**TASK PROMPT**.
Only the number is wanted: how many lines in the data contain "Precipitation"?
══════════
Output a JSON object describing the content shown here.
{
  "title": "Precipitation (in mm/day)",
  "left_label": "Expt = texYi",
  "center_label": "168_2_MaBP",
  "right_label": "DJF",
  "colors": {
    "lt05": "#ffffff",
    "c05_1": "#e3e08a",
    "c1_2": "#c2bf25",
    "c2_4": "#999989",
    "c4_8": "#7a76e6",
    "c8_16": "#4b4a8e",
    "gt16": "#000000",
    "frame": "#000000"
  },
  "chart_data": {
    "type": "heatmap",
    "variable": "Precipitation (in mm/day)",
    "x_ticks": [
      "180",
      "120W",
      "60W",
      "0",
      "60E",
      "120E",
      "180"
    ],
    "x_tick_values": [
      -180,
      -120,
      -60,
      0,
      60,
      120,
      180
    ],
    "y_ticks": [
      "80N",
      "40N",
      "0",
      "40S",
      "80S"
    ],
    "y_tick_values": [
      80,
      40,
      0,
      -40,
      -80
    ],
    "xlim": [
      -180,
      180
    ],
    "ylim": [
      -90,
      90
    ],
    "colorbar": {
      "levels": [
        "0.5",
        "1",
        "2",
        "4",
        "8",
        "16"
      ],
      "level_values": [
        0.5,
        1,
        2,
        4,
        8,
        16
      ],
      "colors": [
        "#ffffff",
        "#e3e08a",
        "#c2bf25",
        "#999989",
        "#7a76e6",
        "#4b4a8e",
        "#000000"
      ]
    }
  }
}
══════════
**IN RESPONSE**.
2